_Goal of the exercise_
Copy all lines of the listing that include the string "Give".

** Start Record list **

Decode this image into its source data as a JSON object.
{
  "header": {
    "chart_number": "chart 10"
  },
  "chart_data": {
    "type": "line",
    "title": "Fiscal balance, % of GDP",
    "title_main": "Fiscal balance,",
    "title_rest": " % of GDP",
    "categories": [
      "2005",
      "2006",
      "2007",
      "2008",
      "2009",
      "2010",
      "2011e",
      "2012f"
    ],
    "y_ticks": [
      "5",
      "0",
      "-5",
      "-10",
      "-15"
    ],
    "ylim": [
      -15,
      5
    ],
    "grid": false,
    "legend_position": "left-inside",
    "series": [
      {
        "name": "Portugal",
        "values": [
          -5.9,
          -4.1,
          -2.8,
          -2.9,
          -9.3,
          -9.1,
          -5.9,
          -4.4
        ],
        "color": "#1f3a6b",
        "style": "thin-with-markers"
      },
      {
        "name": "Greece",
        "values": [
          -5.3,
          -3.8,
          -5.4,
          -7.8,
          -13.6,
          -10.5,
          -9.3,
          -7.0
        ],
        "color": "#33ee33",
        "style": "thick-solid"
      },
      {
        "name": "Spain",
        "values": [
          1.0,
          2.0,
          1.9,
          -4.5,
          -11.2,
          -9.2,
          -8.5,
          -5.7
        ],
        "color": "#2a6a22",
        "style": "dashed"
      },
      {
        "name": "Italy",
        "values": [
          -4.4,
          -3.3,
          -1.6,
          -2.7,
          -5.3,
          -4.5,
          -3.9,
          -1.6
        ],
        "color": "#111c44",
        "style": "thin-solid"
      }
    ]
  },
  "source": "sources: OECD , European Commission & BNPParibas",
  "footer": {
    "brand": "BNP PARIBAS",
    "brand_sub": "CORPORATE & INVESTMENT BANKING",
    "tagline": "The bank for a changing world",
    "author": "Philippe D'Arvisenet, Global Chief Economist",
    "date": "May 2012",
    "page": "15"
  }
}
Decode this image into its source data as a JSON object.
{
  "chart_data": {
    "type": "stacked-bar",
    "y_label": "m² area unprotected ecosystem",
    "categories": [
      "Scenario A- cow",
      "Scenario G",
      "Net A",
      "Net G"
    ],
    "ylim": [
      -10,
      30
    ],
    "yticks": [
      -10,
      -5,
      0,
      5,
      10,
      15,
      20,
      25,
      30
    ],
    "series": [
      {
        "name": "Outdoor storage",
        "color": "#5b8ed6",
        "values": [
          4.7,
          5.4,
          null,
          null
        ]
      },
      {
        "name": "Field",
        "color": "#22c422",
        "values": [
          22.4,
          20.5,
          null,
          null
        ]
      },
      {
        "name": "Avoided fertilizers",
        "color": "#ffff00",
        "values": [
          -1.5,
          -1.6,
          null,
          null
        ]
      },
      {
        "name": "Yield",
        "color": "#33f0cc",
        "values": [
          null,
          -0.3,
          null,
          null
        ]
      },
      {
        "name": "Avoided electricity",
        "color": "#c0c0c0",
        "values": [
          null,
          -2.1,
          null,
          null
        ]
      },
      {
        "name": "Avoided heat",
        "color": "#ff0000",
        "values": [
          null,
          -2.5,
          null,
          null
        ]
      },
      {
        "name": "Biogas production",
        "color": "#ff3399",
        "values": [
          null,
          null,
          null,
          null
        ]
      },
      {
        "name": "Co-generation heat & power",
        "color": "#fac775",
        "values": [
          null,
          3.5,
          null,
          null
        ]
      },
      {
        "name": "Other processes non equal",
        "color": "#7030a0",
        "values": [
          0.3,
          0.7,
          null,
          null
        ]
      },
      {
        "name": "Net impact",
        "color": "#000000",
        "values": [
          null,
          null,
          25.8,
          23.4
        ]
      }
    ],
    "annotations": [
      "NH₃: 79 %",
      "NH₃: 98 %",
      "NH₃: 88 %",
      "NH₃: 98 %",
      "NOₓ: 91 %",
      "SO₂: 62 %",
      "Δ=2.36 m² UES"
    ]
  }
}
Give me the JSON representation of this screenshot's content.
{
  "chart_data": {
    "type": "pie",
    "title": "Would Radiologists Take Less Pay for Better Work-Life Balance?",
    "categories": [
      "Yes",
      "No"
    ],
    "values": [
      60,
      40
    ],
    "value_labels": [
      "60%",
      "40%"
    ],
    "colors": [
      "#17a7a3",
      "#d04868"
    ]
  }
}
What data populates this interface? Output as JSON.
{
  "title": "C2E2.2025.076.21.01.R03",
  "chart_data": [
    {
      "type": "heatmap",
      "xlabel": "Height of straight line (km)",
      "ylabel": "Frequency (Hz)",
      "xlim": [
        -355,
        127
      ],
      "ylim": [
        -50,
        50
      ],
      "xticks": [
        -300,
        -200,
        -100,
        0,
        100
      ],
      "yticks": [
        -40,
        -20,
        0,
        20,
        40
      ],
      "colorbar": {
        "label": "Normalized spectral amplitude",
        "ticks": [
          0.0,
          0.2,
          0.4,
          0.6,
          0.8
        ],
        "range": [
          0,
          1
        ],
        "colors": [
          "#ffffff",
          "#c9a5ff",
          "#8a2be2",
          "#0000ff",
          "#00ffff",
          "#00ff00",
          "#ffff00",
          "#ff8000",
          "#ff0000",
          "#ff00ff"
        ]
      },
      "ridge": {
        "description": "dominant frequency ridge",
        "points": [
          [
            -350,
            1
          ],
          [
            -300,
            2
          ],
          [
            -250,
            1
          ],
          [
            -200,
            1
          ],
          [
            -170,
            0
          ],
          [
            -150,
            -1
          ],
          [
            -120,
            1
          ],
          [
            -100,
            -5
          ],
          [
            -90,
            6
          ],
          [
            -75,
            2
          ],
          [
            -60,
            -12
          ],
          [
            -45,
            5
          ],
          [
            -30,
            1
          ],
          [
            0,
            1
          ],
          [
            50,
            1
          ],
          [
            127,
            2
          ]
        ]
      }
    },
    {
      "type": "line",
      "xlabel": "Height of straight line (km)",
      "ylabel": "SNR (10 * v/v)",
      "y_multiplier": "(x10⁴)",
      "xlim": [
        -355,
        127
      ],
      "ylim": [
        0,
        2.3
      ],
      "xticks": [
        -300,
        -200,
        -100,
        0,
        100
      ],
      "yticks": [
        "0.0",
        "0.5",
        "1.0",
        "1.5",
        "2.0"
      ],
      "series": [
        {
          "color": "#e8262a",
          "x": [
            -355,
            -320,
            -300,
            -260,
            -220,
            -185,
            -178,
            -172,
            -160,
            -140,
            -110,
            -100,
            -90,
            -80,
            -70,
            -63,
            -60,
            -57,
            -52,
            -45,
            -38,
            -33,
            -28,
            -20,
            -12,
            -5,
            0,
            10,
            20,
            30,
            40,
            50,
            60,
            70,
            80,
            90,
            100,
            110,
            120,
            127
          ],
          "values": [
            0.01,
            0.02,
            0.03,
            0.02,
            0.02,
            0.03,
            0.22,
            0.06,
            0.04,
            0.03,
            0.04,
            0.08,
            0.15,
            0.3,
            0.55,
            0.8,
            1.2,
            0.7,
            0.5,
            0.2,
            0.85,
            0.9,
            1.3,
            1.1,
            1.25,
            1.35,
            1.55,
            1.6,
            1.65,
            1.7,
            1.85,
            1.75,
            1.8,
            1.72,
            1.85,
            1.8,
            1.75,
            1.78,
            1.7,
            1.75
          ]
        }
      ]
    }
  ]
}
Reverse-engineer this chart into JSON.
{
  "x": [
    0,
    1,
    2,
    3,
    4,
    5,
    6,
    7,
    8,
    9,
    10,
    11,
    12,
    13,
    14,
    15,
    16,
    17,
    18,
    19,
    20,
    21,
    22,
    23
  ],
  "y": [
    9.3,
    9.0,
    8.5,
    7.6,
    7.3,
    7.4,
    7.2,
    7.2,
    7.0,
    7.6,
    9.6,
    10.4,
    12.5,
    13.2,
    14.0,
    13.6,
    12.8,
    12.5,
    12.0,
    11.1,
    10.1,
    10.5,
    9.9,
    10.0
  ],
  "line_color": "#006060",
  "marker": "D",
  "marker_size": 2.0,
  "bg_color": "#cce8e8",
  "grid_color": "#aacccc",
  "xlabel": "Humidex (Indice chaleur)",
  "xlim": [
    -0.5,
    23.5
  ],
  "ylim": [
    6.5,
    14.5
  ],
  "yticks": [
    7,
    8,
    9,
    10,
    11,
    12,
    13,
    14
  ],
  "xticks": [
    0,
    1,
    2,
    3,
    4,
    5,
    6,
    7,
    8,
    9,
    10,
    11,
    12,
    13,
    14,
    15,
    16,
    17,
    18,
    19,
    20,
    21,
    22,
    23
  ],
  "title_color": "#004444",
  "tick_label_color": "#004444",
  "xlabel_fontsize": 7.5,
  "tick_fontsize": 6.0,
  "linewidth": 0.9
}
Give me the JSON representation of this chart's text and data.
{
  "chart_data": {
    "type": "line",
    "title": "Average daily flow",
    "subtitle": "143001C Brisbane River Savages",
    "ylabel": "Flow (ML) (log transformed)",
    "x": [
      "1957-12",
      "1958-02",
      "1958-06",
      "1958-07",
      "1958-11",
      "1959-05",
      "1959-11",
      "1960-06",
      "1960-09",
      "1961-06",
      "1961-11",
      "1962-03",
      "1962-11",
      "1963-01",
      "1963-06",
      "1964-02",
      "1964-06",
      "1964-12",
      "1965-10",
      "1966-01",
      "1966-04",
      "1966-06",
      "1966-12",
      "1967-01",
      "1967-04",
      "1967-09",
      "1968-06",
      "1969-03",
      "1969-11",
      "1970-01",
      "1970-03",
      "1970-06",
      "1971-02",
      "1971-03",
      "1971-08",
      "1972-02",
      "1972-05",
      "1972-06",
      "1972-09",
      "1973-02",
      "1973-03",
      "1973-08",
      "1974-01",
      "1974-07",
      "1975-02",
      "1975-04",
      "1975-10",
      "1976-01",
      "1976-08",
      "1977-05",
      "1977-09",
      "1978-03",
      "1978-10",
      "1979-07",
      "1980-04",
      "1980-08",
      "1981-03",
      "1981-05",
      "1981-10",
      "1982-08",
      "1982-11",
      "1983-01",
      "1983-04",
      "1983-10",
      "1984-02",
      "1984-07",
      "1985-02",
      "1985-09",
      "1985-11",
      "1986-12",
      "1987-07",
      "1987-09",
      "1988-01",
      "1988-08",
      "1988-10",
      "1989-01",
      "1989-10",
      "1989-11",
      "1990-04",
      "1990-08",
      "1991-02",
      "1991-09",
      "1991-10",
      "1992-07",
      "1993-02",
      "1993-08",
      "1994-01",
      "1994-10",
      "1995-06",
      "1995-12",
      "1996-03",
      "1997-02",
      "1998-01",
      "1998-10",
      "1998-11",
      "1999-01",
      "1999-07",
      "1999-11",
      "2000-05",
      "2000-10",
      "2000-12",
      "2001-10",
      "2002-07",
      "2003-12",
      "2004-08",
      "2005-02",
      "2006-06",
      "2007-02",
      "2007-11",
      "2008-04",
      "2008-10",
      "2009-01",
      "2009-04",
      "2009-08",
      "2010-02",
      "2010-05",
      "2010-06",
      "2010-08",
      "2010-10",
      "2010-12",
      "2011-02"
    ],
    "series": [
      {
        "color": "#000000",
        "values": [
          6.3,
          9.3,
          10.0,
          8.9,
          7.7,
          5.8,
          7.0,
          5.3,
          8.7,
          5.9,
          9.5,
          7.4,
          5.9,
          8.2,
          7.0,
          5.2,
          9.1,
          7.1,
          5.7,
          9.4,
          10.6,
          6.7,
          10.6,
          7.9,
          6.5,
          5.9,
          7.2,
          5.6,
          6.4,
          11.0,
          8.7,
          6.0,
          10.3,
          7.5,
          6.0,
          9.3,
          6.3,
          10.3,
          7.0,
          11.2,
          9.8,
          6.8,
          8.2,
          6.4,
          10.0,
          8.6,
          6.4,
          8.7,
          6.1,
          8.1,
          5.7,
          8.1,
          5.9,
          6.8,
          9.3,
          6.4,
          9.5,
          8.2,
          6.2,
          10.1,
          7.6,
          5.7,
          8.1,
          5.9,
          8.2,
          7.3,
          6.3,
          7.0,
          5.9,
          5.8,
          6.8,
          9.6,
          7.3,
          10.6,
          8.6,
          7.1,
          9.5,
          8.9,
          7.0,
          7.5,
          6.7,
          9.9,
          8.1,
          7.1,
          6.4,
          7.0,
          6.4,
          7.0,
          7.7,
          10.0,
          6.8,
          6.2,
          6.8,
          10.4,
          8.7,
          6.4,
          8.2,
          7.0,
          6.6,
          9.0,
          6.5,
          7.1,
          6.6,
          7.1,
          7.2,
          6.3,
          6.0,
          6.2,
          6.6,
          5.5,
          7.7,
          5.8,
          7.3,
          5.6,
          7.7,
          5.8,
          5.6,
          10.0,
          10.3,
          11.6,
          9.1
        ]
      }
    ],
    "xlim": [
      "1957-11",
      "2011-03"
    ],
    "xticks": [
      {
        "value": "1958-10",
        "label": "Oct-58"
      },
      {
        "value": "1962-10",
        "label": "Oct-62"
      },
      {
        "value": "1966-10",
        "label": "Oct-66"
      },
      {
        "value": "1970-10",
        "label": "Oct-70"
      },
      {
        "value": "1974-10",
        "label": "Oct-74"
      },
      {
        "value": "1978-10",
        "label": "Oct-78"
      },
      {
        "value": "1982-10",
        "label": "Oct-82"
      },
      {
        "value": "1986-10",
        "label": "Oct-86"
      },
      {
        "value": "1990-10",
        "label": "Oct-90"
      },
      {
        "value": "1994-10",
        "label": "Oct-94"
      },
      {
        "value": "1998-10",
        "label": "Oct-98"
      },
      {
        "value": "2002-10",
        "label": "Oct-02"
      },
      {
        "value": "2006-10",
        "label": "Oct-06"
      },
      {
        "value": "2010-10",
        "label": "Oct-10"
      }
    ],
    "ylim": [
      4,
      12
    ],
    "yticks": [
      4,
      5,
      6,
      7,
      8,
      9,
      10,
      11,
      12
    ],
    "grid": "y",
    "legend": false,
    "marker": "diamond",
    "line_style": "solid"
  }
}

** End Record list **

_Exercise result_
Give me the JSON representation of this screenshot's content.
Give me the JSON representation of this chart's text and data.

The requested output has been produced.